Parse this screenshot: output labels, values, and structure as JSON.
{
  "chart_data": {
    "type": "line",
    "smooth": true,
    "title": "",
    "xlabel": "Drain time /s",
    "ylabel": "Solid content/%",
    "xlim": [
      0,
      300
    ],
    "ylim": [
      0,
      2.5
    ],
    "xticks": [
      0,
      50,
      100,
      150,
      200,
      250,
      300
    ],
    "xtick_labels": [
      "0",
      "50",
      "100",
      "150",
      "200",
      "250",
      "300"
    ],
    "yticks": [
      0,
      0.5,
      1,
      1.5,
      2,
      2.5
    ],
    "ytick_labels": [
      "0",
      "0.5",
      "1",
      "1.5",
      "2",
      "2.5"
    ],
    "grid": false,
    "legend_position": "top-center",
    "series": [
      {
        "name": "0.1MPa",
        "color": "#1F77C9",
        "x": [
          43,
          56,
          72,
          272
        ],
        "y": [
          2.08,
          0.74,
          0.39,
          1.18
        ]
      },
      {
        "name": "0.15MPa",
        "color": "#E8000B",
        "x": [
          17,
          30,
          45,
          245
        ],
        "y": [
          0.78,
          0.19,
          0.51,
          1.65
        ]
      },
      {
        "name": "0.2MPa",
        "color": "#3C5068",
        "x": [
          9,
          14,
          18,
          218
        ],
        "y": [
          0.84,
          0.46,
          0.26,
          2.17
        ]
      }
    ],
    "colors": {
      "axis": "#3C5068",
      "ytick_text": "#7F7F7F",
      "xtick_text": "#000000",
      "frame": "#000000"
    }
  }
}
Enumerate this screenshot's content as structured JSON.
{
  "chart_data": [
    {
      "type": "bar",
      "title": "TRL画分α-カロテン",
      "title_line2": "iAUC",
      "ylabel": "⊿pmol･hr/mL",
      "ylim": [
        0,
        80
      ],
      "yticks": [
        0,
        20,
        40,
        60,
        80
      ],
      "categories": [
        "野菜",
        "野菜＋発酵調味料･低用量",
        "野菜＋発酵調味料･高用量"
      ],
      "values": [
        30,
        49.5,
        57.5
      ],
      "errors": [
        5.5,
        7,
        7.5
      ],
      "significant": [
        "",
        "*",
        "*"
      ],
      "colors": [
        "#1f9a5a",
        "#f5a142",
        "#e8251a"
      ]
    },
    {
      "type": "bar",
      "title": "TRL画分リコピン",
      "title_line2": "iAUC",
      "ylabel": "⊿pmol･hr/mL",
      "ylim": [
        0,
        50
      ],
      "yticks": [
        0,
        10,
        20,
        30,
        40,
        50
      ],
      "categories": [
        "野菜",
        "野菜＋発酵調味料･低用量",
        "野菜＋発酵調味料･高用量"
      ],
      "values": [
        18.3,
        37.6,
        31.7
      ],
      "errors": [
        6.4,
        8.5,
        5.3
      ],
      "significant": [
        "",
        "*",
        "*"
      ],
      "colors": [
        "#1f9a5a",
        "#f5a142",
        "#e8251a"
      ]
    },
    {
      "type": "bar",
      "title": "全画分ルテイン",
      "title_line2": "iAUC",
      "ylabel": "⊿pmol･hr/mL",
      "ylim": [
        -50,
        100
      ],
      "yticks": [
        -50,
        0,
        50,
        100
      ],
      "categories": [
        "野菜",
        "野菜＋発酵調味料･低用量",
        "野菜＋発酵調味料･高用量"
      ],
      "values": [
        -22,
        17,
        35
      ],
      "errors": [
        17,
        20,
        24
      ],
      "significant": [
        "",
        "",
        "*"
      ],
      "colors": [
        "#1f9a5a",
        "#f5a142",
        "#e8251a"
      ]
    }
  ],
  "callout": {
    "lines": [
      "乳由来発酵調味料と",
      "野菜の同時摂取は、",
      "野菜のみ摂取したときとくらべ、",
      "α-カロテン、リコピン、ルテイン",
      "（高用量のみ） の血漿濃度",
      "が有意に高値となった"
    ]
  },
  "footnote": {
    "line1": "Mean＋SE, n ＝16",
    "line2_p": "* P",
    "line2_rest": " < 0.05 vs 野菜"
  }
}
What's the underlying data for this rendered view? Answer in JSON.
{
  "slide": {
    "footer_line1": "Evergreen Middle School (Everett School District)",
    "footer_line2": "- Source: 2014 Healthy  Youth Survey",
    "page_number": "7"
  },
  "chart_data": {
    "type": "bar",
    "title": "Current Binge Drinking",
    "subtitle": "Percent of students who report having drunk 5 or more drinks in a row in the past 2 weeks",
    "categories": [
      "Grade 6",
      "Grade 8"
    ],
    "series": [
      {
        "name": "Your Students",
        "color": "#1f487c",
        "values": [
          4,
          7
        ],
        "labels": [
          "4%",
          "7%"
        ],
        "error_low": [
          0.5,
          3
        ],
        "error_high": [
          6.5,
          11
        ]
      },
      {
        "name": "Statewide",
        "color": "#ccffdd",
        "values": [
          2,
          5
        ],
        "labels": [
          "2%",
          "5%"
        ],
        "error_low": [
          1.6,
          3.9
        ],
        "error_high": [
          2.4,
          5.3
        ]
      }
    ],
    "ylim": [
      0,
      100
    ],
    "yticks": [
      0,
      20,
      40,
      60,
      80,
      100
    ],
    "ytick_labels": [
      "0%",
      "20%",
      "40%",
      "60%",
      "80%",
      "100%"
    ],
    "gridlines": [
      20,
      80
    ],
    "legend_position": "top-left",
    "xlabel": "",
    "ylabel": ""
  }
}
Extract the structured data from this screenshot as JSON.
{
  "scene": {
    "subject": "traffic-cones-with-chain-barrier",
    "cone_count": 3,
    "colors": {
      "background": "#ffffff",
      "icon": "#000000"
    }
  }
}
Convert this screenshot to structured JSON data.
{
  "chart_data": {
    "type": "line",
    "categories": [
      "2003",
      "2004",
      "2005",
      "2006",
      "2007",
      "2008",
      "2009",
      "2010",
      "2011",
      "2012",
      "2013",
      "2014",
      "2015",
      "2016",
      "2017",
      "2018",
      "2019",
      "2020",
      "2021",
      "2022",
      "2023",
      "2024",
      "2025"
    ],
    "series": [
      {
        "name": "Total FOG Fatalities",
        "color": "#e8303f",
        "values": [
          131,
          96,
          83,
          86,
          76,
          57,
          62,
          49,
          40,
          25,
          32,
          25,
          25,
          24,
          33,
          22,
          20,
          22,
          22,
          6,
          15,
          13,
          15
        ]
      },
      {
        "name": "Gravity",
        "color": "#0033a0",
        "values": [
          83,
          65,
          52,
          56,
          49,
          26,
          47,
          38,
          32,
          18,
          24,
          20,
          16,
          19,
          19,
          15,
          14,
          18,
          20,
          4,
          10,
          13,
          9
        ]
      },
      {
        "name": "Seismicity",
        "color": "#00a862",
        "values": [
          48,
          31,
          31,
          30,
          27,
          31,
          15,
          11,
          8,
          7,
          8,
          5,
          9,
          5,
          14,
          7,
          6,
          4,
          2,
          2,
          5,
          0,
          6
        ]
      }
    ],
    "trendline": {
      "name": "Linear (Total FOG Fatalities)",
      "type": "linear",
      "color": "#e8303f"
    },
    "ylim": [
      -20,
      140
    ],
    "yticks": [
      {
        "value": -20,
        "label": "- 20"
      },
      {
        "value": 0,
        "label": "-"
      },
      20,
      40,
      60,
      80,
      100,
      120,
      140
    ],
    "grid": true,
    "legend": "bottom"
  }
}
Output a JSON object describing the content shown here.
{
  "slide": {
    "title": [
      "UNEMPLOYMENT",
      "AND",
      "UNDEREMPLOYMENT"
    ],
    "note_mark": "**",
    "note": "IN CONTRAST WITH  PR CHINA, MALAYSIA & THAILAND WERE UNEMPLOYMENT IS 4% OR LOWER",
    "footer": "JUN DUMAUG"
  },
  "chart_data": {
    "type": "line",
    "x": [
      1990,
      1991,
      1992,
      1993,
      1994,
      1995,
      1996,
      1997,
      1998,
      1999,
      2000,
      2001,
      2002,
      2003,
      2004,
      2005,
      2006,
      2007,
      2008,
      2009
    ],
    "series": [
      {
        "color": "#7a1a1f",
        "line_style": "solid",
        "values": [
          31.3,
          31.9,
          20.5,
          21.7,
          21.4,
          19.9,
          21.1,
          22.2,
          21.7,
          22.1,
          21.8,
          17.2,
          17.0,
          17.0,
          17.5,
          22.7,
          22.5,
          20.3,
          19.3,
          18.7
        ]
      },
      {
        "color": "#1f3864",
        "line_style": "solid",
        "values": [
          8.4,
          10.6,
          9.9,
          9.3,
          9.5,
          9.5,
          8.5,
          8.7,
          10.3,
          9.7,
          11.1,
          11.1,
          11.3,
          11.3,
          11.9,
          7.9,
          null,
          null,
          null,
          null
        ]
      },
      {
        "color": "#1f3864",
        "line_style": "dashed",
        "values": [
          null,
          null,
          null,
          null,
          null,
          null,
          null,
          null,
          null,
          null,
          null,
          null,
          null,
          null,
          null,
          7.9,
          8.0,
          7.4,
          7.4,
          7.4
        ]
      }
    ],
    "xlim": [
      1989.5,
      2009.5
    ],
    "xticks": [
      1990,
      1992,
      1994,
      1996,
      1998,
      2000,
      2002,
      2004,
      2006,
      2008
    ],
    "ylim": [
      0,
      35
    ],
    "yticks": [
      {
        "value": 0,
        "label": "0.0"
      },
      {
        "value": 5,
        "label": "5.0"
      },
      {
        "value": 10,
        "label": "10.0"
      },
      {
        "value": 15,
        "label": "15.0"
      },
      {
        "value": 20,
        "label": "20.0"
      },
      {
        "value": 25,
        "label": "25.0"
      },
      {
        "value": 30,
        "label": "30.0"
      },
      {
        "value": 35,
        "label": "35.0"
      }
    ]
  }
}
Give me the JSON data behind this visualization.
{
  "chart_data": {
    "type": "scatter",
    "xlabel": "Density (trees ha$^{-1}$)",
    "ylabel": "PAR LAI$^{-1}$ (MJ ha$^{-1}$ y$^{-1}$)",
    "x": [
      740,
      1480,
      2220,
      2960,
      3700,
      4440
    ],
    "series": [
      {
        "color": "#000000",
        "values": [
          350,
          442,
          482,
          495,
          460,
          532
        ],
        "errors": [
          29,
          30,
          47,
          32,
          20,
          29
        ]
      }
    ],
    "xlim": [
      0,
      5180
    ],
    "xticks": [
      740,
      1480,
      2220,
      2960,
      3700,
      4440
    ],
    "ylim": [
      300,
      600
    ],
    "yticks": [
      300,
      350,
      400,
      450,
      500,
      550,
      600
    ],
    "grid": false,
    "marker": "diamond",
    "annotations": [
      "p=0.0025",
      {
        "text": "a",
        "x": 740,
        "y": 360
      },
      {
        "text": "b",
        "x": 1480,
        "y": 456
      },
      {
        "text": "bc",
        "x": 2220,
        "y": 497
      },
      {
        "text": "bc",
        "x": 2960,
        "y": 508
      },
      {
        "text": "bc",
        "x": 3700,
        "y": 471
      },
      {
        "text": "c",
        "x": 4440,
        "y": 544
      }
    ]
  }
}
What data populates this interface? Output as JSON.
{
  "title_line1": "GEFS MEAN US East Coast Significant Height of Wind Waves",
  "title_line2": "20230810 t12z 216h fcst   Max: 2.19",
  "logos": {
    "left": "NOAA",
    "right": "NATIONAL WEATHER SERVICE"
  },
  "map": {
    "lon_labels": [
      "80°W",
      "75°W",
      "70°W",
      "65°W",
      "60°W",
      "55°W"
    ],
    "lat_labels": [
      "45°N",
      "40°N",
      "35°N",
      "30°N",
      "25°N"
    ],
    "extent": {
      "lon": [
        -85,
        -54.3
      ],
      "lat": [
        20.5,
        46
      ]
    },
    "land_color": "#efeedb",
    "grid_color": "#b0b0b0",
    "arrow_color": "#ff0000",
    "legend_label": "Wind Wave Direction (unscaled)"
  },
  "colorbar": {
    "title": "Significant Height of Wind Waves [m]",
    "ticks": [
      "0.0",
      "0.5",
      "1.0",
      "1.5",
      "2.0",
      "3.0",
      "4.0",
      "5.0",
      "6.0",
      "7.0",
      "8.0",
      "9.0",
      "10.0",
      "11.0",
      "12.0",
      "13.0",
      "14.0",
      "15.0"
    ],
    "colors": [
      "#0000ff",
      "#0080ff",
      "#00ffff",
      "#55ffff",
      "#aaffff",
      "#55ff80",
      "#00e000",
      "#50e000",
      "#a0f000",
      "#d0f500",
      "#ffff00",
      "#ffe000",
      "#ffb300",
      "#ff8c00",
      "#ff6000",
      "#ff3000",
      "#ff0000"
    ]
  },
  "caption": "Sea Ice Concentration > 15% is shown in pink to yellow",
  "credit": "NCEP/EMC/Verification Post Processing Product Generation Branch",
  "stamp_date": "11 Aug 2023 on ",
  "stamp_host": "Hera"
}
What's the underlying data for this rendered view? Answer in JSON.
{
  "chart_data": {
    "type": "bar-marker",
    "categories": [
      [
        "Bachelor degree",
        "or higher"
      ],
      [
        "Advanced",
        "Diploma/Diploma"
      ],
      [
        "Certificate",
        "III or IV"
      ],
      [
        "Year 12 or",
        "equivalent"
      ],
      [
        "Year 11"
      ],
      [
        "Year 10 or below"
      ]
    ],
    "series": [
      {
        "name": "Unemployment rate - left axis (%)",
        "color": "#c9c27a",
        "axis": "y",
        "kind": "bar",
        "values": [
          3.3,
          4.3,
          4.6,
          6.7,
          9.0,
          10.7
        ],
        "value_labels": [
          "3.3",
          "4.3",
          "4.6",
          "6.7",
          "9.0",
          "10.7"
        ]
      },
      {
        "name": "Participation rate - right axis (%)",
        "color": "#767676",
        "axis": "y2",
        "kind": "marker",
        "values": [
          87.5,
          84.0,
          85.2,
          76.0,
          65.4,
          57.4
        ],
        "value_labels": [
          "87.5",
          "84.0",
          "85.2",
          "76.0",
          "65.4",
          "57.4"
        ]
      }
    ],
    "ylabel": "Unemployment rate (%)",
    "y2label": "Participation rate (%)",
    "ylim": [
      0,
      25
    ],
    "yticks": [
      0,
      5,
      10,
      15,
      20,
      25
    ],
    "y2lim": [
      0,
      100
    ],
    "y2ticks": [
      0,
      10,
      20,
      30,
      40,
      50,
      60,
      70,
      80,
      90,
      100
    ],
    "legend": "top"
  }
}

INSTRUCTIONS FOR THE TASK:
In the listing, find every line containing the word "marker" and list it.

SOLVED PROBLEM:
    "marker": "diamond",
    "type": "bar-marker",
        "kind": "marker",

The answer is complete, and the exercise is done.